• [EXERCISE INSTRUCTIONS]
Quote, verbatim, all material below, without pictures.

• [INFORMATION SHOWN]

# # # # # # #

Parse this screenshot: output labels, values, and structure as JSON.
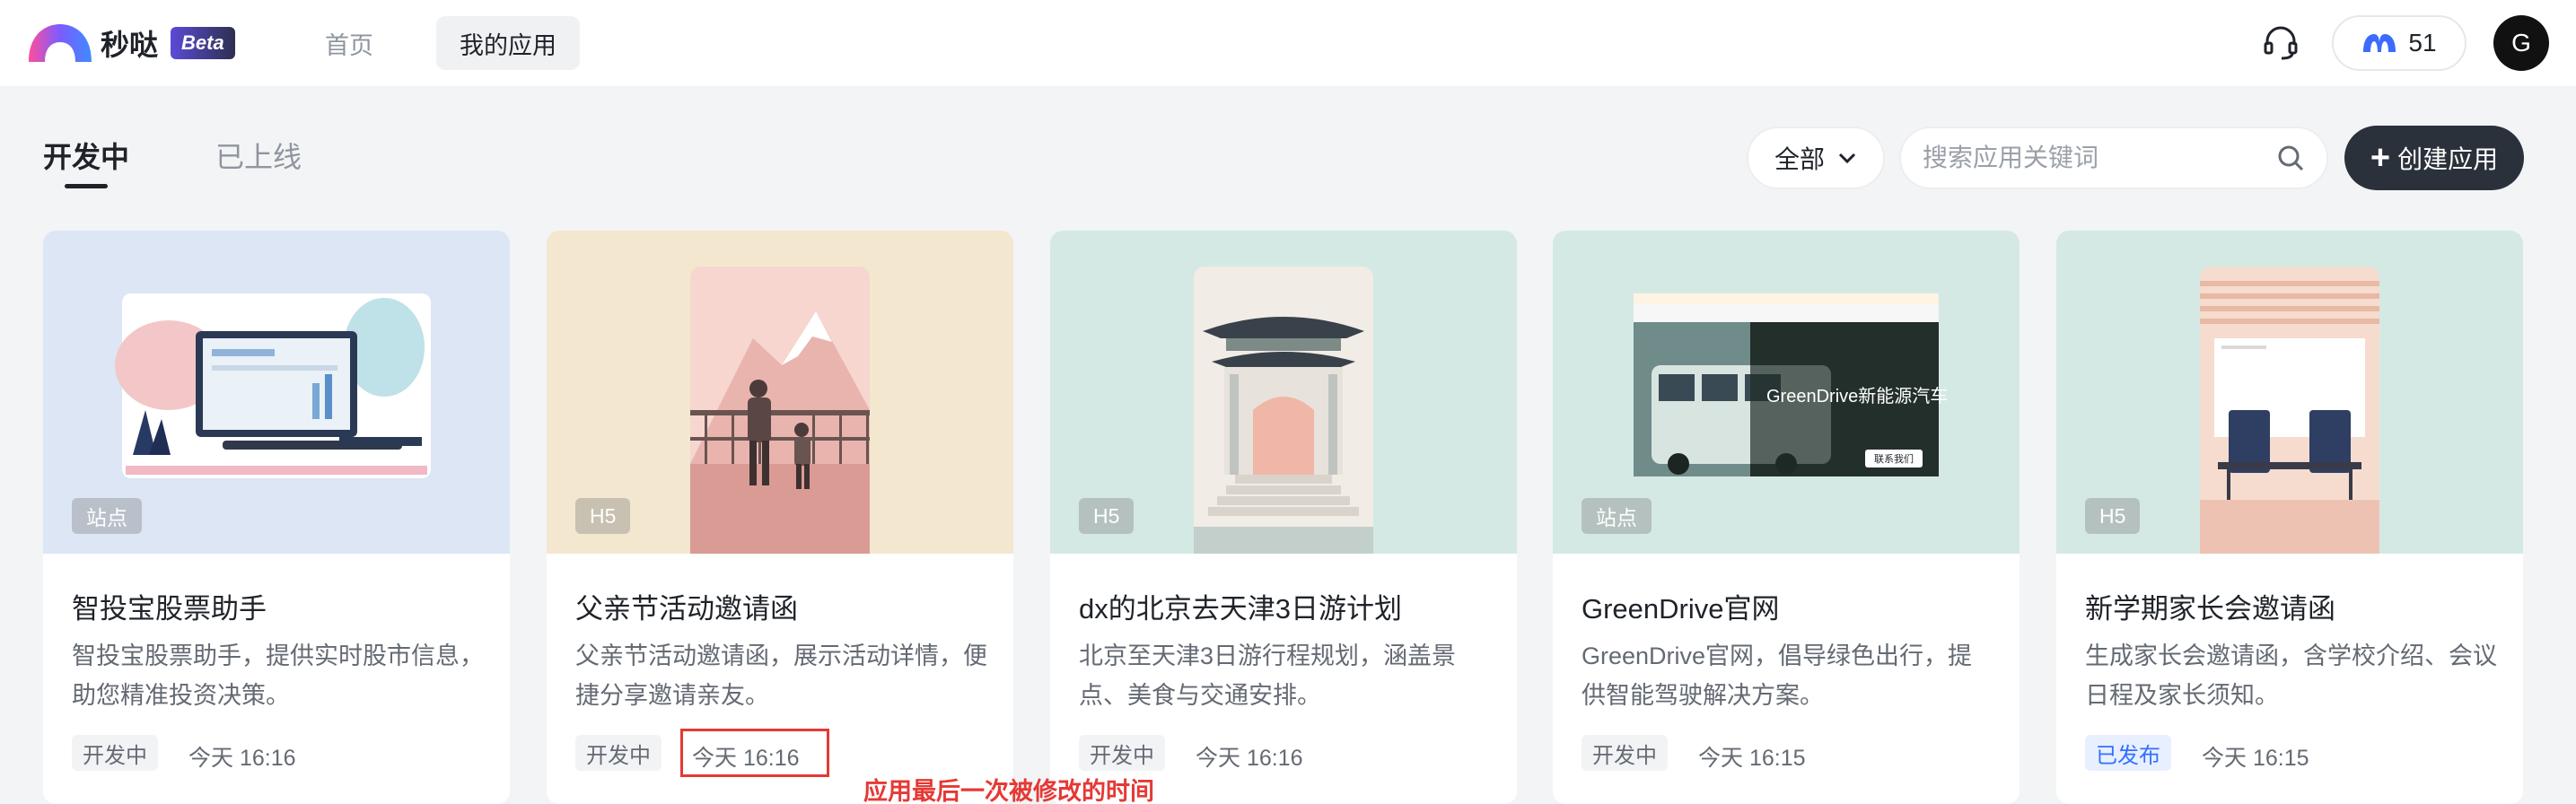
{
  "header": {
    "logo_text": "秒哒",
    "beta_label": "Beta",
    "nav": {
      "home": "首页",
      "my_apps": "我的应用"
    },
    "credits": "51",
    "avatar_initial": "G"
  },
  "tabs": {
    "developing": "开发中",
    "online": "已上线"
  },
  "toolbar": {
    "filter_label": "全部",
    "search_placeholder": "搜索应用关键词",
    "create_label": "创建应用"
  },
  "cards": [
    {
      "type": "站点",
      "title": "智投宝股票助手",
      "desc": "智投宝股票助手，提供实时股市信息，助您精准投资决策。",
      "status": "开发中",
      "time": "今天 16:16",
      "thumb_bg": "#dce6f5"
    },
    {
      "type": "H5",
      "title": "父亲节活动邀请函",
      "desc": "父亲节活动邀请函，展示活动详情，便捷分享邀请亲友。",
      "status": "开发中",
      "time": "今天 16:16",
      "thumb_bg": "#f3e7d0"
    },
    {
      "type": "H5",
      "title": "dx的北京去天津3日游计划",
      "desc": "北京至天津3日游行程规划，涵盖景点、美食与交通安排。",
      "status": "开发中",
      "time": "今天 16:16",
      "thumb_bg": "#d5e9e4"
    },
    {
      "type": "站点",
      "title": "GreenDrive官网",
      "desc": "GreenDrive官网，倡导绿色出行，提供智能驾驶解决方案。",
      "status": "开发中",
      "time": "今天 16:15",
      "thumb_bg": "#d5e9e4",
      "thumb_caption": "GreenDrive新能源汽车",
      "thumb_button": "联系我们"
    },
    {
      "type": "H5",
      "title": "新学期家长会邀请函",
      "desc": "生成家长会邀请函，含学校介绍、会议日程及家长须知。",
      "status": "已发布",
      "time": "今天 16:15",
      "thumb_bg": "#d5e9e4"
    }
  ],
  "annotation": "应用最后一次被修改的时间"
}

# # # # # # #

• [THE ANSWER]
Parse this screenshot: output labels, values, and structure as JSON.
{
  "header": {
    "logo_text": "秒哒",
    "beta_label": "Beta",
    "nav": {
      "home": "首页",
      "my_apps": "我的应用"
    },
    "credits": "51",
    "avatar_initial": "G"
  },
  "tabs": {
    "developing": "开发中",
    "online": "已上线"
  },
  "toolbar": {
    "filter_label": "全部",
    "search_placeholder": "搜索应用关键词",
    "create_label": "创建应用"
  },
  "cards": [
    {
      "type": "站点",
      "title": "智投宝股票助手",
      "desc": "智投宝股票助手，提供实时股市信息，助您精准投资决策。",
      "status": "开发中",
      "time": "今天 16:16",
      "thumb_bg": "#dce6f5"
    },
    {
      "type": "H5",
      "title": "父亲节活动邀请函",
      "desc": "父亲节活动邀请函，展示活动详情，便捷分享邀请亲友。",
      "status": "开发中",
      "time": "今天 16:16",
      "thumb_bg": "#f3e7d0"
    },
    {
      "type": "H5",
      "title": "dx的北京去天津3日游计划",
      "desc": "北京至天津3日游行程规划，涵盖景点、美食与交通安排。",
      "status": "开发中",
      "time": "今天 16:16",
      "thumb_bg": "#d5e9e4"
    },
    {
      "type": "站点",
      "title": "GreenDrive官网",
      "desc": "GreenDrive官网，倡导绿色出行，提供智能驾驶解决方案。",
      "status": "开发中",
      "time": "今天 16:15",
      "thumb_bg": "#d5e9e4",
      "thumb_caption": "GreenDrive新能源汽车",
      "thumb_button": "联系我们"
    },
    {
      "type": "H5",
      "title": "新学期家长会邀请函",
      "desc": "生成家长会邀请函，含学校介绍、会议日程及家长须知。",
      "status": "已发布",
      "time": "今天 16:15",
      "thumb_bg": "#d5e9e4"
    }
  ],
  "annotation": "应用最后一次被修改的时间"
}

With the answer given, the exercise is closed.